Your instructions:
Copy the records below exactly, leaving out any pictures.

===== Data supplied =====

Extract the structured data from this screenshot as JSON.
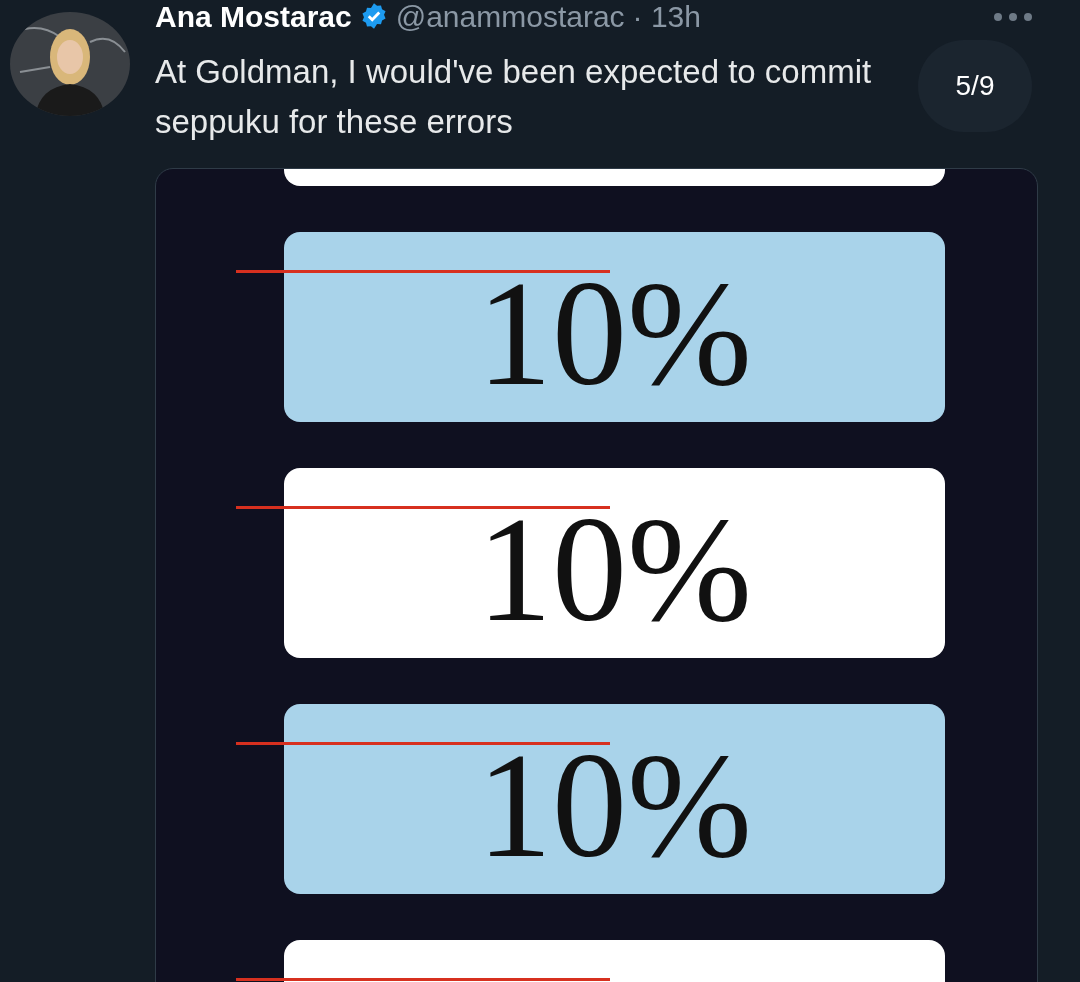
{
  "tweet": {
    "author": "Ana Mostarac",
    "handle": "@anammostarac",
    "time": "· 13h",
    "verified": true,
    "text": "At Goldman, I would've been expected to commit seppuku for these errors",
    "counter": "5/9"
  },
  "image_boxes": [
    {
      "kind": "white"
    },
    {
      "kind": "blue",
      "struck": true,
      "text": "10%"
    },
    {
      "kind": "white",
      "struck": true,
      "text": "10%"
    },
    {
      "kind": "blue",
      "struck": true,
      "text": "10%"
    },
    {
      "kind": "white",
      "struck": true
    }
  ]
}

=====

Completed task:
Extract the structured data from this screenshot as JSON.
{
  "tweet": {
    "author": "Ana Mostarac",
    "handle": "@anammostarac",
    "time": "· 13h",
    "verified": true,
    "text": "At Goldman, I would've been expected to commit seppuku for these errors",
    "counter": "5/9"
  },
  "image_boxes": [
    {
      "kind": "white"
    },
    {
      "kind": "blue",
      "struck": true,
      "text": "10%"
    },
    {
      "kind": "white",
      "struck": true,
      "text": "10%"
    },
    {
      "kind": "blue",
      "struck": true,
      "text": "10%"
    },
    {
      "kind": "white",
      "struck": true
    }
  ]
}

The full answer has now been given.